INFORMATION SUPPLIED
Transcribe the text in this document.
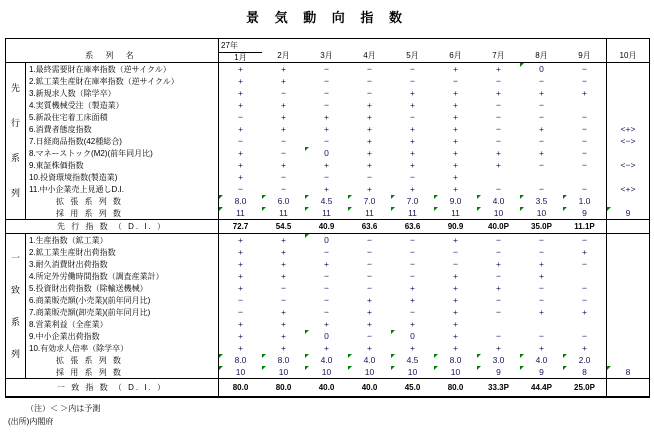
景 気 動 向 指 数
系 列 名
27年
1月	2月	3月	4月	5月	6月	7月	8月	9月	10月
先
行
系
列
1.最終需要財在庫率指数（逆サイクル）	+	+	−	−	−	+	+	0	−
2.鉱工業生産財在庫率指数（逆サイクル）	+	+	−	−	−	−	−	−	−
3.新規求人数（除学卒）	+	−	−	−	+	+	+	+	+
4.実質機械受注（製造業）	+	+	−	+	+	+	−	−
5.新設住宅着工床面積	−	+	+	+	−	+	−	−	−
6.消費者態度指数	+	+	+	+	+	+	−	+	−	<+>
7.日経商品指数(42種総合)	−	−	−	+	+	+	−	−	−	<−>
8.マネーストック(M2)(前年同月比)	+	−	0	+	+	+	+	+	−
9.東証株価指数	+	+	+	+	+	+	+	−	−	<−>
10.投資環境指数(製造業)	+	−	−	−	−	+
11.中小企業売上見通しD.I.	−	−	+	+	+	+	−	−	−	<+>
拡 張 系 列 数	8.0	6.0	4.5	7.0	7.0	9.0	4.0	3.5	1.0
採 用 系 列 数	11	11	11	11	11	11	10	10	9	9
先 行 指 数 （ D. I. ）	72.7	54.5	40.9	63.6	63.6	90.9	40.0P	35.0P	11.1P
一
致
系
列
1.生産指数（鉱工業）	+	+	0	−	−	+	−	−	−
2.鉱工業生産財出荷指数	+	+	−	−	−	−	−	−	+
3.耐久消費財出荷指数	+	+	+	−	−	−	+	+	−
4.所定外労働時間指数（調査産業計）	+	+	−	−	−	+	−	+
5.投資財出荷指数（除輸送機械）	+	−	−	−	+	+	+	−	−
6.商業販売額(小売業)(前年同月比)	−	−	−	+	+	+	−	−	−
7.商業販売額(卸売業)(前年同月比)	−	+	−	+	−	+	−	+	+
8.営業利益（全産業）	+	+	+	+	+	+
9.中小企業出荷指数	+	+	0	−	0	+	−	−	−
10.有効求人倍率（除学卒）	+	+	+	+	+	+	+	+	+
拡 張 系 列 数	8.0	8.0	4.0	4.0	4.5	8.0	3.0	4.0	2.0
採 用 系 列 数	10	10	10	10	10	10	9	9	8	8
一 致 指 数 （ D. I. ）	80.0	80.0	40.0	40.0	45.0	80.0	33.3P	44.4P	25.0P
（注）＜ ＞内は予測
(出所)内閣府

TASK TO CARRY OUT
Every entry should be returned exactly as written, minus the pictures.

RESPONSE TO THIS EXERCISE
Transcribe the text in this document.
景 気 動 向 指 数
系 列 名
27年
1月	2月	3月	4月	5月	6月	7月	8月	9月	10月
先
行
系
列
1.最終需要財在庫率指数（逆サイクル）	+	+	−	−	−	+	+	0	−
2.鉱工業生産財在庫率指数（逆サイクル）	+	+	−	−	−	−	−	−	−
3.新規求人数（除学卒）	+	−	−	−	+	+	+	+	+
4.実質機械受注（製造業）	+	+	−	+	+	+	−	−
5.新設住宅着工床面積	−	+	+	+	−	+	−	−	−
6.消費者態度指数	+	+	+	+	+	+	−	+	−	<+>
7.日経商品指数(42種総合)	−	−	−	+	+	+	−	−	−	<−>
8.マネーストック(M2)(前年同月比)	+	−	0	+	+	+	+	+	−
9.東証株価指数	+	+	+	+	+	+	+	−	−	<−>
10.投資環境指数(製造業)	+	−	−	−	−	+
11.中小企業売上見通しD.I.	−	−	+	+	+	+	−	−	−	<+>
拡 張 系 列 数	8.0	6.0	4.5	7.0	7.0	9.0	4.0	3.5	1.0
採 用 系 列 数	11	11	11	11	11	11	10	10	9	9
先 行 指 数 （ D. I. ）	72.7	54.5	40.9	63.6	63.6	90.9	40.0P	35.0P	11.1P
一
致
系
列
1.生産指数（鉱工業）	+	+	0	−	−	+	−	−	−
2.鉱工業生産財出荷指数	+	+	−	−	−	−	−	−	+
3.耐久消費財出荷指数	+	+	+	−	−	−	+	+	−
4.所定外労働時間指数（調査産業計）	+	+	−	−	−	+	−	+
5.投資財出荷指数（除輸送機械）	+	−	−	−	+	+	+	−	−
6.商業販売額(小売業)(前年同月比)	−	−	−	+	+	+	−	−	−
7.商業販売額(卸売業)(前年同月比)	−	+	−	+	−	+	−	+	+
8.営業利益（全産業）	+	+	+	+	+	+
9.中小企業出荷指数	+	+	0	−	0	+	−	−	−
10.有効求人倍率（除学卒）	+	+	+	+	+	+	+	+	+
拡 張 系 列 数	8.0	8.0	4.0	4.0	4.5	8.0	3.0	4.0	2.0
採 用 系 列 数	10	10	10	10	10	10	9	9	8	8
一 致 指 数 （ D. I. ）	80.0	80.0	40.0	40.0	45.0	80.0	33.3P	44.4P	25.0P
（注）＜ ＞内は予測
(出所)内閣府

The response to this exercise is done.